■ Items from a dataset
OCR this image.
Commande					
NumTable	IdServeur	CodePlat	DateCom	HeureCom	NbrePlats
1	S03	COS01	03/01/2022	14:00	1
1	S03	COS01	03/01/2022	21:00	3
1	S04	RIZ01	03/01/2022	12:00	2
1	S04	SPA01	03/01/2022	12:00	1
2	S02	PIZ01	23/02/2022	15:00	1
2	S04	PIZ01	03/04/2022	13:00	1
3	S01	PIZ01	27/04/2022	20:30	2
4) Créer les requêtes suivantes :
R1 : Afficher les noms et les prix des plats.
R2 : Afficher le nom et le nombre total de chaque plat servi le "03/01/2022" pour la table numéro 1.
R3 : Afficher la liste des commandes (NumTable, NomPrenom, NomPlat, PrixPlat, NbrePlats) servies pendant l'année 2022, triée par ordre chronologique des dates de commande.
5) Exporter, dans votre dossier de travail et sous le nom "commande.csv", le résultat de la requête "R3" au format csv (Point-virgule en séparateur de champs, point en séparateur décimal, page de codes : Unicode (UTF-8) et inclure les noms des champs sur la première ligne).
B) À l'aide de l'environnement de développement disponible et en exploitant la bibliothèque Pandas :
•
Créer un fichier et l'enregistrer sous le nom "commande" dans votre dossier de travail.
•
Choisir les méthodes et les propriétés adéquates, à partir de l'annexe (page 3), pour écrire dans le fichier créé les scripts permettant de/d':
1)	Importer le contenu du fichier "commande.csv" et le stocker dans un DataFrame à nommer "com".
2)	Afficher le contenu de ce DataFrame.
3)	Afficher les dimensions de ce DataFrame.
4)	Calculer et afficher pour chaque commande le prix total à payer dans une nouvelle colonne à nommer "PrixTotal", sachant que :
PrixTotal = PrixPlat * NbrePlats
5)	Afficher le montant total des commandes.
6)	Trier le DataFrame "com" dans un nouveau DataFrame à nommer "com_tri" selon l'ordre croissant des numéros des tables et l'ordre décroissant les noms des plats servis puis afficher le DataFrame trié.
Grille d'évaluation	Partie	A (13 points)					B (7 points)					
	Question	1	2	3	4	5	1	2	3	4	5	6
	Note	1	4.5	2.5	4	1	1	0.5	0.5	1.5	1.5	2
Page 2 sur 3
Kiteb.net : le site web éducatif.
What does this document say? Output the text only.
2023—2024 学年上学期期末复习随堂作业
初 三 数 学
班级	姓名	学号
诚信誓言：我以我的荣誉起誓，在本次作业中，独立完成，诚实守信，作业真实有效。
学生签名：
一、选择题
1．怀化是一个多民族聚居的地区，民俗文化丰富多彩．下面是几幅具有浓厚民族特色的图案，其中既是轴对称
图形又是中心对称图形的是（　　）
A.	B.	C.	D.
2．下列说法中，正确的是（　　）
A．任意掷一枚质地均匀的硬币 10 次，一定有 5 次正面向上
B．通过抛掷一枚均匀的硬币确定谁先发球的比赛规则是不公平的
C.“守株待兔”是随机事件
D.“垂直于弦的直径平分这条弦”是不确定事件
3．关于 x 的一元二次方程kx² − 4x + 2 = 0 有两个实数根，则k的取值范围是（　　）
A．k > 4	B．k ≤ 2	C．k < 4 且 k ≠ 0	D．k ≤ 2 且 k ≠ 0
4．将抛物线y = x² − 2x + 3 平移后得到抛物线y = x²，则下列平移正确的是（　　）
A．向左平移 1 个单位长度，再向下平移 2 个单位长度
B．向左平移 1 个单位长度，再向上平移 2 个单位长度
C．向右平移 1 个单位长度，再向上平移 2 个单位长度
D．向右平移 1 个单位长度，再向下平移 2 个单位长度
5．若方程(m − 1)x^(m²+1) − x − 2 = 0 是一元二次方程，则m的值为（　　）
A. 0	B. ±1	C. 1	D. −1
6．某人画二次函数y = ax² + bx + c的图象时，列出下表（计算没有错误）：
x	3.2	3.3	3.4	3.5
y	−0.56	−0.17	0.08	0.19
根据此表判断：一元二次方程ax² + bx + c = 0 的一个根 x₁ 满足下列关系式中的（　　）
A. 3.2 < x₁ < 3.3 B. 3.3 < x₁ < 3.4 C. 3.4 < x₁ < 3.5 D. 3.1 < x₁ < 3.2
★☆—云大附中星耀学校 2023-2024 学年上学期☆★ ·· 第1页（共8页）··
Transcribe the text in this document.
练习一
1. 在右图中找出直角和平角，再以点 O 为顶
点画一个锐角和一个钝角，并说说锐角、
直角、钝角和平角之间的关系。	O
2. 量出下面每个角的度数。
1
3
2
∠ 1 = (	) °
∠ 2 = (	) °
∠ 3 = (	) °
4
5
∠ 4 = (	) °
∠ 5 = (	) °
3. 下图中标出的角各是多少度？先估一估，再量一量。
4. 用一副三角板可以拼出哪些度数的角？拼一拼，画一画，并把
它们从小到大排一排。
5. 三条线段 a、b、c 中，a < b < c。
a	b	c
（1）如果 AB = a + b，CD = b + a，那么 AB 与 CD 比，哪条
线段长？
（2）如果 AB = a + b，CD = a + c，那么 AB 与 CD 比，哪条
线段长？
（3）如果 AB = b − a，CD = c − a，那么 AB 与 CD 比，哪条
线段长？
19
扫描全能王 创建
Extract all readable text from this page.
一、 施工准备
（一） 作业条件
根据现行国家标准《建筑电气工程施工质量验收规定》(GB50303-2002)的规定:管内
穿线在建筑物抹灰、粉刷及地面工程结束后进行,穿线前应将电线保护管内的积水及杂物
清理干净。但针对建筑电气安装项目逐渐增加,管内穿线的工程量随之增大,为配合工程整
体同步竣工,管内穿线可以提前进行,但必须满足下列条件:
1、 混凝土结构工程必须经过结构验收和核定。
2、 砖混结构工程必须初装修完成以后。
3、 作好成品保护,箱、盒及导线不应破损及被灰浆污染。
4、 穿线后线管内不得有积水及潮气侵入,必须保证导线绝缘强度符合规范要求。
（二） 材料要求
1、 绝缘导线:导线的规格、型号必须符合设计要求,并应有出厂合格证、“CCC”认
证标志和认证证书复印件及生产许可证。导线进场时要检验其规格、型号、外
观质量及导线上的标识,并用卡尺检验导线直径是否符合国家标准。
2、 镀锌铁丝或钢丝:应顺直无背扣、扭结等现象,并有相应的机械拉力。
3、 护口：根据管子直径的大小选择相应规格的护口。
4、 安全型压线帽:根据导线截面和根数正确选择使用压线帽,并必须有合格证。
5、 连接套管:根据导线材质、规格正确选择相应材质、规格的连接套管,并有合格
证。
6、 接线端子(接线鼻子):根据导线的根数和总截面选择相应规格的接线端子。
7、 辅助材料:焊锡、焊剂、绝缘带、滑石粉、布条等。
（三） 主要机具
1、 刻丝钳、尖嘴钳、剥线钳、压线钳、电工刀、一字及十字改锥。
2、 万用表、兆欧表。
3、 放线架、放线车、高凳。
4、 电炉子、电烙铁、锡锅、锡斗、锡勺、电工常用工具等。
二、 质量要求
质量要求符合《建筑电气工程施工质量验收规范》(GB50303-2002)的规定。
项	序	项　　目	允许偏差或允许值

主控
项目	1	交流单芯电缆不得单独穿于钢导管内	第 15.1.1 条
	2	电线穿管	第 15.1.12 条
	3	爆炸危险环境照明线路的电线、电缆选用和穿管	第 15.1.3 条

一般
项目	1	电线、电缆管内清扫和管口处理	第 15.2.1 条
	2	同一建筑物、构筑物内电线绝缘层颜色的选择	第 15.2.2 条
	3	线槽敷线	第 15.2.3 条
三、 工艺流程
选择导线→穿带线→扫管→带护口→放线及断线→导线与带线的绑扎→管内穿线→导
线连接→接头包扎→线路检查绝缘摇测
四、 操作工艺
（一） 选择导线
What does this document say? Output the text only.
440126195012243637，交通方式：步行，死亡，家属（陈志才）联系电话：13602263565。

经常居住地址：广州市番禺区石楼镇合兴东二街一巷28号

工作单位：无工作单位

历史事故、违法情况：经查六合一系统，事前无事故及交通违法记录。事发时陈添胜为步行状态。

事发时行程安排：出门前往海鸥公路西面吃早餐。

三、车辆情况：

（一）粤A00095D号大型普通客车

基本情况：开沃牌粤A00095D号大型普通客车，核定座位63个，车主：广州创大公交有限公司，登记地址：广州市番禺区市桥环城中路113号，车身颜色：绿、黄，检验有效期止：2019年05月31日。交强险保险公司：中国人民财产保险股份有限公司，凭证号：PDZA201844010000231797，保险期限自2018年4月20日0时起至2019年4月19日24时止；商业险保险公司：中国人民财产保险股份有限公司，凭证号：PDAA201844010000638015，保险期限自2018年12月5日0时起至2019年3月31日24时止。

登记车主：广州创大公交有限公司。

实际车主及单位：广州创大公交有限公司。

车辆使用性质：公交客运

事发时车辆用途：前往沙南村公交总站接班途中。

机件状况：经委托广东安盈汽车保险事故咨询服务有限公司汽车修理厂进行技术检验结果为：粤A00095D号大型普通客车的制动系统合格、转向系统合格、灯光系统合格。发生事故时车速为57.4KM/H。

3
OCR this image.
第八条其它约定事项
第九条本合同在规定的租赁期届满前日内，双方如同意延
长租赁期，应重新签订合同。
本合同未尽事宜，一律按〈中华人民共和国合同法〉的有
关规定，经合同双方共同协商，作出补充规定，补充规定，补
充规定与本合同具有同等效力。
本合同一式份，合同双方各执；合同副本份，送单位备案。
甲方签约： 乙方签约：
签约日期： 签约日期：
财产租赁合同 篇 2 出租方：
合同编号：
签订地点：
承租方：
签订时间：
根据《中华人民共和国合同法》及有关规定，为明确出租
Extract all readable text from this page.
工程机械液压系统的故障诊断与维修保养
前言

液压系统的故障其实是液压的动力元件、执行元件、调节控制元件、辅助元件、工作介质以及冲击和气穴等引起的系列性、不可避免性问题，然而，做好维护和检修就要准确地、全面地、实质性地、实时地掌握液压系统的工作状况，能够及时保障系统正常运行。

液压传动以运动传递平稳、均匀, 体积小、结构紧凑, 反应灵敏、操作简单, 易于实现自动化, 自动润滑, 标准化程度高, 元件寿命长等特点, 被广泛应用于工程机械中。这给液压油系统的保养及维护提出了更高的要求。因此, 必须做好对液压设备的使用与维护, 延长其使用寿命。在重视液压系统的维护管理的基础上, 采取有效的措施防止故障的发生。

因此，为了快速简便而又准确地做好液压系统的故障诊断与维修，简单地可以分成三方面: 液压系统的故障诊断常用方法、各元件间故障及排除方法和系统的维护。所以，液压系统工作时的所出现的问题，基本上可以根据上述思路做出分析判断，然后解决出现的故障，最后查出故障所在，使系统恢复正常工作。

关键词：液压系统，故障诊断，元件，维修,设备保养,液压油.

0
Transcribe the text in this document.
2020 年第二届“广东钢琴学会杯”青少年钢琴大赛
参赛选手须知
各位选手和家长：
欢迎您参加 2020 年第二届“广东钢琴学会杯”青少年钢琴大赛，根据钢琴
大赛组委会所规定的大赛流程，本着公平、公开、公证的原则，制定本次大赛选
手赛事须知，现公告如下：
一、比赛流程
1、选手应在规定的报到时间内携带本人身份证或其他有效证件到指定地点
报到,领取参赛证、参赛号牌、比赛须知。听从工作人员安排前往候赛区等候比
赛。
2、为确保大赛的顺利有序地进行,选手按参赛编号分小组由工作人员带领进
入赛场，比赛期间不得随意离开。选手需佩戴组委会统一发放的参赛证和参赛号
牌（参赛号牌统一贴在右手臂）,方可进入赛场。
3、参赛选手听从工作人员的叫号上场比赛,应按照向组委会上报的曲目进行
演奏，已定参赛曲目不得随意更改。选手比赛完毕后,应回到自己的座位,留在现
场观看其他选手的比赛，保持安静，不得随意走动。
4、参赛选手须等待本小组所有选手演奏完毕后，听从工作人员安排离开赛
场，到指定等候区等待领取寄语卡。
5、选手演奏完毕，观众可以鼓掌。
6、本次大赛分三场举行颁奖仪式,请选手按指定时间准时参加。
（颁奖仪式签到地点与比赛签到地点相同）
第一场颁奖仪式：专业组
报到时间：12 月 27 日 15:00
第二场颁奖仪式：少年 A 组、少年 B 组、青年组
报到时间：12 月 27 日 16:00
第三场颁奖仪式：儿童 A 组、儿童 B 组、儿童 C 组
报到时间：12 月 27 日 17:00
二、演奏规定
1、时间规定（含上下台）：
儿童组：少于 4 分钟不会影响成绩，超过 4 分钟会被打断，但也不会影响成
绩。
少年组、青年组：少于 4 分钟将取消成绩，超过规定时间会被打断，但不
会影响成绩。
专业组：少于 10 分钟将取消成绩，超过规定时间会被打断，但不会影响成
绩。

■ Problem description
Pick out each line that holds the string "广州创大公交有限公司".

■ Exercise solution
基本情况：开沃牌粤A00095D号大型普通客车，核定座位63个，车主：广州创大公交有限公司，登记地址：广州市番禺区市桥环城中路113号，车身颜色：绿、黄，检验有效期止：2019年05月31日。交强险保险公司：中国人民财产保险股份有限公司，凭证号：PDZA201844010000231797，保险期限自2018年4月20日0时起至2019年4月19日24时止；商业险保险公司：中国人民财产保险股份有限公司，凭证号：PDAA201844010000638015，保险期限自2018年12月5日0时起至2019年3月31日24时止。
登记车主：广州创大公交有限公司。
实际车主及单位：广州创大公交有限公司。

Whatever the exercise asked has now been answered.